▸ What is needed
Type every record exactly as it appears.

** start Input rows **

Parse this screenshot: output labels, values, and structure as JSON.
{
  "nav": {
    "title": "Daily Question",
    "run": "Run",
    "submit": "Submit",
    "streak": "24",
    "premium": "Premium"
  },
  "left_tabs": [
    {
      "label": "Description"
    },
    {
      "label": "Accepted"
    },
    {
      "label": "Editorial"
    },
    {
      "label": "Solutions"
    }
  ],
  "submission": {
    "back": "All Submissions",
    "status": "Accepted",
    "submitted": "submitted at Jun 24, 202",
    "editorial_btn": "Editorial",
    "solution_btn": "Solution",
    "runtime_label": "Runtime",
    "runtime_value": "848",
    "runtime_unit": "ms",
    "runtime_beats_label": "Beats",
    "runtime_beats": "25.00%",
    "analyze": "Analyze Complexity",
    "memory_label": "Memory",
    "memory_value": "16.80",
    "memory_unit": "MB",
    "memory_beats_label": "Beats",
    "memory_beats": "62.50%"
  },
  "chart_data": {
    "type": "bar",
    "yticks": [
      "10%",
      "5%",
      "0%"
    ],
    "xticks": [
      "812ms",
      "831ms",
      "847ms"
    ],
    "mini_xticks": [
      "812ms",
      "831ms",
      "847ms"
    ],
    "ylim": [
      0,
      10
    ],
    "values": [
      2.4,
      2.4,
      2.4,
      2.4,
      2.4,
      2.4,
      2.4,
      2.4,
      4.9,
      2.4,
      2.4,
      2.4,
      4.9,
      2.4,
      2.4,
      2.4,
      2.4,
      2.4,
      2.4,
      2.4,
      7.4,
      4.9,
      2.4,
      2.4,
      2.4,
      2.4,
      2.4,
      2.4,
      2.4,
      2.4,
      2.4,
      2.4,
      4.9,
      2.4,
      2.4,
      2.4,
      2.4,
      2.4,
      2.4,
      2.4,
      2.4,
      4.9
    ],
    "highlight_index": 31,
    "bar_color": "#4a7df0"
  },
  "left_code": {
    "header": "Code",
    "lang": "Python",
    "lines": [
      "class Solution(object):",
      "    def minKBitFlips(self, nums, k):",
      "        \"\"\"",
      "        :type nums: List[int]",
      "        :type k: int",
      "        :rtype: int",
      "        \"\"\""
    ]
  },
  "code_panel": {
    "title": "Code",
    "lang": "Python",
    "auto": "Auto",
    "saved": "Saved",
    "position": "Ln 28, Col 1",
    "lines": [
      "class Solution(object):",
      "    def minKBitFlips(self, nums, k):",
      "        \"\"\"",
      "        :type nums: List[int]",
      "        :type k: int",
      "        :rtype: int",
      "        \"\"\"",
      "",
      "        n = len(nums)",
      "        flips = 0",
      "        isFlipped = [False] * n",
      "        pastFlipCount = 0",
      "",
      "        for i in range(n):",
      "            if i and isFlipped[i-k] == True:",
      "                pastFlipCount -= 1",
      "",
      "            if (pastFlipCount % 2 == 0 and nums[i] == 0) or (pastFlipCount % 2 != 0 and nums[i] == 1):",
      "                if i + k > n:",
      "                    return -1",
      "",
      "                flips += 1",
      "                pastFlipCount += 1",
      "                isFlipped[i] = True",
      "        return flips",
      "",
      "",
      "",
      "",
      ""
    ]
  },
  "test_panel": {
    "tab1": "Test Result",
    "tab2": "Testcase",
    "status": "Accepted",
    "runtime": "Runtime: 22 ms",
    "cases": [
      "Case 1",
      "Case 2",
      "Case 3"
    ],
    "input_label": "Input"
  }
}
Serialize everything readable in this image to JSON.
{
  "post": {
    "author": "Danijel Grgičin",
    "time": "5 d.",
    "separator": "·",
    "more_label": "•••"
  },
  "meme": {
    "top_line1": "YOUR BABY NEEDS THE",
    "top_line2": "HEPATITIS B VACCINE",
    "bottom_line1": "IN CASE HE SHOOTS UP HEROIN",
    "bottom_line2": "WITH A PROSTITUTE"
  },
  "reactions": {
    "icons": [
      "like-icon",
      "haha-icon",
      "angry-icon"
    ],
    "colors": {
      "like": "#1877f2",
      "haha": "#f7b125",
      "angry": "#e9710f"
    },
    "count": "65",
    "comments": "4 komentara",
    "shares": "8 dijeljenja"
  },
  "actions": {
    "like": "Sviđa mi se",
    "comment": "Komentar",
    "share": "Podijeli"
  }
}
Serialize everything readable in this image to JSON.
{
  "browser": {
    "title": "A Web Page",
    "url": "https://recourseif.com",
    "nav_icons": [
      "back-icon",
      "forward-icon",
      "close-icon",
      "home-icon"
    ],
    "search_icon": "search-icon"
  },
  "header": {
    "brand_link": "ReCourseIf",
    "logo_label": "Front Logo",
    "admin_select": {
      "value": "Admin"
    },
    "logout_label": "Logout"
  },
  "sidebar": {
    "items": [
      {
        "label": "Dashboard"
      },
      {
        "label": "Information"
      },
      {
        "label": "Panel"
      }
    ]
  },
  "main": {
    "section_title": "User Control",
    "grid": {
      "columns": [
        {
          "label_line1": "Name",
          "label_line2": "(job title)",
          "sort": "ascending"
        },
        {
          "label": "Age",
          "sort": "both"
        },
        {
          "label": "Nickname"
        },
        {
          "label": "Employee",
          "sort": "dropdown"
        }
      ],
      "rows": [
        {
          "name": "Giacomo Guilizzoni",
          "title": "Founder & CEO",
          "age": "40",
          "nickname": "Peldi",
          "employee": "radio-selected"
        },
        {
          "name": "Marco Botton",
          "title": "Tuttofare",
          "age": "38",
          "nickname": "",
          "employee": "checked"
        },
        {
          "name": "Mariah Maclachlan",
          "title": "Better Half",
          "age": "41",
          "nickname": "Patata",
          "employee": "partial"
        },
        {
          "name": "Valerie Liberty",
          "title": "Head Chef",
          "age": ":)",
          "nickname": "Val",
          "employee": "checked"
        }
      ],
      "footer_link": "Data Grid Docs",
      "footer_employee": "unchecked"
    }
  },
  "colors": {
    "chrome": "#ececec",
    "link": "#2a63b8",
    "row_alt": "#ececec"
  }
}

** end Input rows **

▸ Reply
Parse this screenshot: output labels, values, and structure as JSON.
{
  "nav": {
    "title": "Daily Question",
    "run": "Run",
    "submit": "Submit",
    "streak": "24",
    "premium": "Premium"
  },
  "left_tabs": [
    {
      "label": "Description"
    },
    {
      "label": "Accepted"
    },
    {
      "label": "Editorial"
    },
    {
      "label": "Solutions"
    }
  ],
  "submission": {
    "back": "All Submissions",
    "status": "Accepted",
    "submitted": "submitted at Jun 24, 202",
    "editorial_btn": "Editorial",
    "solution_btn": "Solution",
    "runtime_label": "Runtime",
    "runtime_value": "848",
    "runtime_unit": "ms",
    "runtime_beats_label": "Beats",
    "runtime_beats": "25.00%",
    "analyze": "Analyze Complexity",
    "memory_label": "Memory",
    "memory_value": "16.80",
    "memory_unit": "MB",
    "memory_beats_label": "Beats",
    "memory_beats": "62.50%"
  },
  "chart_data": {
    "type": "bar",
    "yticks": [
      "10%",
      "5%",
      "0%"
    ],
    "xticks": [
      "812ms",
      "831ms",
      "847ms"
    ],
    "mini_xticks": [
      "812ms",
      "831ms",
      "847ms"
    ],
    "ylim": [
      0,
      10
    ],
    "values": [
      2.4,
      2.4,
      2.4,
      2.4,
      2.4,
      2.4,
      2.4,
      2.4,
      4.9,
      2.4,
      2.4,
      2.4,
      4.9,
      2.4,
      2.4,
      2.4,
      2.4,
      2.4,
      2.4,
      2.4,
      7.4,
      4.9,
      2.4,
      2.4,
      2.4,
      2.4,
      2.4,
      2.4,
      2.4,
      2.4,
      2.4,
      2.4,
      4.9,
      2.4,
      2.4,
      2.4,
      2.4,
      2.4,
      2.4,
      2.4,
      2.4,
      4.9
    ],
    "highlight_index": 31,
    "bar_color": "#4a7df0"
  },
  "left_code": {
    "header": "Code",
    "lang": "Python",
    "lines": [
      "class Solution(object):",
      "    def minKBitFlips(self, nums, k):",
      "        \"\"\"",
      "        :type nums: List[int]",
      "        :type k: int",
      "        :rtype: int",
      "        \"\"\""
    ]
  },
  "code_panel": {
    "title": "Code",
    "lang": "Python",
    "auto": "Auto",
    "saved": "Saved",
    "position": "Ln 28, Col 1",
    "lines": [
      "class Solution(object):",
      "    def minKBitFlips(self, nums, k):",
      "        \"\"\"",
      "        :type nums: List[int]",
      "        :type k: int",
      "        :rtype: int",
      "        \"\"\"",
      "",
      "        n = len(nums)",
      "        flips = 0",
      "        isFlipped = [False] * n",
      "        pastFlipCount = 0",
      "",
      "        for i in range(n):",
      "            if i and isFlipped[i-k] == True:",
      "                pastFlipCount -= 1",
      "",
      "            if (pastFlipCount % 2 == 0 and nums[i] == 0) or (pastFlipCount % 2 != 0 and nums[i] == 1):",
      "                if i + k > n:",
      "                    return -1",
      "",
      "                flips += 1",
      "                pastFlipCount += 1",
      "                isFlipped[i] = True",
      "        return flips",
      "",
      "",
      "",
      "",
      ""
    ]
  },
  "test_panel": {
    "tab1": "Test Result",
    "tab2": "Testcase",
    "status": "Accepted",
    "runtime": "Runtime: 22 ms",
    "cases": [
      "Case 1",
      "Case 2",
      "Case 3"
    ],
    "input_label": "Input"
  }
}
Serialize everything readable in this image to JSON.
{
  "post": {
    "author": "Danijel Grgičin",
    "time": "5 d.",
    "separator": "·",
    "more_label": "•••"
  },
  "meme": {
    "top_line1": "YOUR BABY NEEDS THE",
    "top_line2": "HEPATITIS B VACCINE",
    "bottom_line1": "IN CASE HE SHOOTS UP HEROIN",
    "bottom_line2": "WITH A PROSTITUTE"
  },
  "reactions": {
    "icons": [
      "like-icon",
      "haha-icon",
      "angry-icon"
    ],
    "colors": {
      "like": "#1877f2",
      "haha": "#f7b125",
      "angry": "#e9710f"
    },
    "count": "65",
    "comments": "4 komentara",
    "shares": "8 dijeljenja"
  },
  "actions": {
    "like": "Sviđa mi se",
    "comment": "Komentar",
    "share": "Podijeli"
  }
}
Serialize everything readable in this image to JSON.
{
  "browser": {
    "title": "A Web Page",
    "url": "https://recourseif.com",
    "nav_icons": [
      "back-icon",
      "forward-icon",
      "close-icon",
      "home-icon"
    ],
    "search_icon": "search-icon"
  },
  "header": {
    "brand_link": "ReCourseIf",
    "logo_label": "Front Logo",
    "admin_select": {
      "value": "Admin"
    },
    "logout_label": "Logout"
  },
  "sidebar": {
    "items": [
      {
        "label": "Dashboard"
      },
      {
        "label": "Information"
      },
      {
        "label": "Panel"
      }
    ]
  },
  "main": {
    "section_title": "User Control",
    "grid": {
      "columns": [
        {
          "label_line1": "Name",
          "label_line2": "(job title)",
          "sort": "ascending"
        },
        {
          "label": "Age",
          "sort": "both"
        },
        {
          "label": "Nickname"
        },
        {
          "label": "Employee",
          "sort": "dropdown"
        }
      ],
      "rows": [
        {
          "name": "Giacomo Guilizzoni",
          "title": "Founder & CEO",
          "age": "40",
          "nickname": "Peldi",
          "employee": "radio-selected"
        },
        {
          "name": "Marco Botton",
          "title": "Tuttofare",
          "age": "38",
          "nickname": "",
          "employee": "checked"
        },
        {
          "name": "Mariah Maclachlan",
          "title": "Better Half",
          "age": "41",
          "nickname": "Patata",
          "employee": "partial"
        },
        {
          "name": "Valerie Liberty",
          "title": "Head Chef",
          "age": ":)",
          "nickname": "Val",
          "employee": "checked"
        }
      ],
      "footer_link": "Data Grid Docs",
      "footer_employee": "unchecked"
    }
  },
  "colors": {
    "chrome": "#ececec",
    "link": "#2a63b8",
    "row_alt": "#ececec"
  }
}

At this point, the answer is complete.